# WHAT YOU WILL DO
Below are records; work out how many of their lines contain "title" and give only that number.

# ITEMS
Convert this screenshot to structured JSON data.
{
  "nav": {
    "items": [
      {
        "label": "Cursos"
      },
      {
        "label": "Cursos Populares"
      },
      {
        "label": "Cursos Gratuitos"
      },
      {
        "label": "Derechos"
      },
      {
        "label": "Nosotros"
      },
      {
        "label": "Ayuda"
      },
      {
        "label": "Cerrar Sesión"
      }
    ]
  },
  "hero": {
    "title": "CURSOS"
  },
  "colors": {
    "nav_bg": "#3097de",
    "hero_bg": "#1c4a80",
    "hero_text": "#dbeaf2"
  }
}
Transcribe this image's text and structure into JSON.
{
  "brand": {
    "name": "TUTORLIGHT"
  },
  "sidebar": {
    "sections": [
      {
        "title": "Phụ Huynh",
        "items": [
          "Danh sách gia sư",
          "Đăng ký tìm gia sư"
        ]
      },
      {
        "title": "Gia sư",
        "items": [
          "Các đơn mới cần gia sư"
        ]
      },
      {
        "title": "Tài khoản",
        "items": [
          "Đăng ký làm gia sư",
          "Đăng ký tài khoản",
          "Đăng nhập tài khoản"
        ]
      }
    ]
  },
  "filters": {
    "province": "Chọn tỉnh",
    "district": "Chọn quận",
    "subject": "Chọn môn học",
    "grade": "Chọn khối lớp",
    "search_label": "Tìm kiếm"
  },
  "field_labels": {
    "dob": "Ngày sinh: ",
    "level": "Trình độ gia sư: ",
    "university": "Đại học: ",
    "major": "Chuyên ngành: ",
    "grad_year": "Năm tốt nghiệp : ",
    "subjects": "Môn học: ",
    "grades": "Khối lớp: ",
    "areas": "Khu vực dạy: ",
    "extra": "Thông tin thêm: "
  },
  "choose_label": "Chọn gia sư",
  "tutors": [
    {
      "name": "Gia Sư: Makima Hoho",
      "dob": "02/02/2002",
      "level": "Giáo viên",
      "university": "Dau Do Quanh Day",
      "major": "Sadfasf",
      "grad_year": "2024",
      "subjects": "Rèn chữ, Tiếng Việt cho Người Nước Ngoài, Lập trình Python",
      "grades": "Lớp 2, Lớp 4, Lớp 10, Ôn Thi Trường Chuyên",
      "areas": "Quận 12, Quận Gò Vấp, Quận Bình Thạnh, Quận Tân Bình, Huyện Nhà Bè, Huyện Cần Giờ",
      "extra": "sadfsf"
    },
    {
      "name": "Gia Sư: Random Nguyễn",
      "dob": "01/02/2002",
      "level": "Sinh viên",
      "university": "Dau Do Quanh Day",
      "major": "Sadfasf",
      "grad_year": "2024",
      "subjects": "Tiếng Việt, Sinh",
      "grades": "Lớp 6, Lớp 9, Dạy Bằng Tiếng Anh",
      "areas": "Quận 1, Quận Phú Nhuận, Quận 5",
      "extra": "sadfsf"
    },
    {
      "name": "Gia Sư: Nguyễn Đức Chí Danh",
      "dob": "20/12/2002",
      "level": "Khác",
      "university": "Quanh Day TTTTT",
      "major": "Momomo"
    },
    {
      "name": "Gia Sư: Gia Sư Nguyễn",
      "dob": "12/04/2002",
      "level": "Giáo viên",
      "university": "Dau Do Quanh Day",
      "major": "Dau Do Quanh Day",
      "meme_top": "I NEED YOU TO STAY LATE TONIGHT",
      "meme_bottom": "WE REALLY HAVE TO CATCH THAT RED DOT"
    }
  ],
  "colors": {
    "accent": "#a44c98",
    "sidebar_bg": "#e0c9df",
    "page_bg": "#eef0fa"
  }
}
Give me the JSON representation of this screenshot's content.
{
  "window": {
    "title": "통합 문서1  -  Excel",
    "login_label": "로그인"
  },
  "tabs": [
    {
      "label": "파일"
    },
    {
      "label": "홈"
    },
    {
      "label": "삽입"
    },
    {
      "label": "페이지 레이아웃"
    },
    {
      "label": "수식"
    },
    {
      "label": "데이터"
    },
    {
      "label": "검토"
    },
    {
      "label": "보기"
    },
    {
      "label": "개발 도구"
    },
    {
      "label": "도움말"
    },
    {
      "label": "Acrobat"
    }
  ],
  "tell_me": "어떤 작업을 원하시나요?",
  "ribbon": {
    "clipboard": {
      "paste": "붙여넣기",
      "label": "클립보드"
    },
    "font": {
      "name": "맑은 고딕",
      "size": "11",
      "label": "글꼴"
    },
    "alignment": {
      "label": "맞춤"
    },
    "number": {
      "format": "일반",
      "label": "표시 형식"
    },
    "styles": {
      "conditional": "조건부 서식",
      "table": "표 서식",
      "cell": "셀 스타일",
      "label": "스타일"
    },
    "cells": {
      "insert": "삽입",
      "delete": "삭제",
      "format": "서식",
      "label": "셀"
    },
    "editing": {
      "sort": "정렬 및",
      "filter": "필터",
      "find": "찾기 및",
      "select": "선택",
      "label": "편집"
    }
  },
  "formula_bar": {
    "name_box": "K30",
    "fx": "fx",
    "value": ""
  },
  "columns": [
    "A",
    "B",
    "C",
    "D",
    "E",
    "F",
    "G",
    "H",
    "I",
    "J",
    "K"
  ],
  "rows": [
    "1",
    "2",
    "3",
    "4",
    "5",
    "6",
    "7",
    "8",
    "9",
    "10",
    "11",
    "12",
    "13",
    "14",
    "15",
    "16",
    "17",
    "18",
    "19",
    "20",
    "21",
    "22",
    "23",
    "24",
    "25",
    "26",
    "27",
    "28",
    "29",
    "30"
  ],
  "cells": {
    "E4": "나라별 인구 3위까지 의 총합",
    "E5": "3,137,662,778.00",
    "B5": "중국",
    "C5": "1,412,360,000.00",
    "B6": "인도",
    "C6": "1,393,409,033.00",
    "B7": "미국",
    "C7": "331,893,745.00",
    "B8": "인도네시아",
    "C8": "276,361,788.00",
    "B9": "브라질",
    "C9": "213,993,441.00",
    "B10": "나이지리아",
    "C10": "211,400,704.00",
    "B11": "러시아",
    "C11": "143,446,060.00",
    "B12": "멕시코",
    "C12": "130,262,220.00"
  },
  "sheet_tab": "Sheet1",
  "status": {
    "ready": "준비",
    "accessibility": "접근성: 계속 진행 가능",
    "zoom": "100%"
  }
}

# RESULT OF THE TASK
5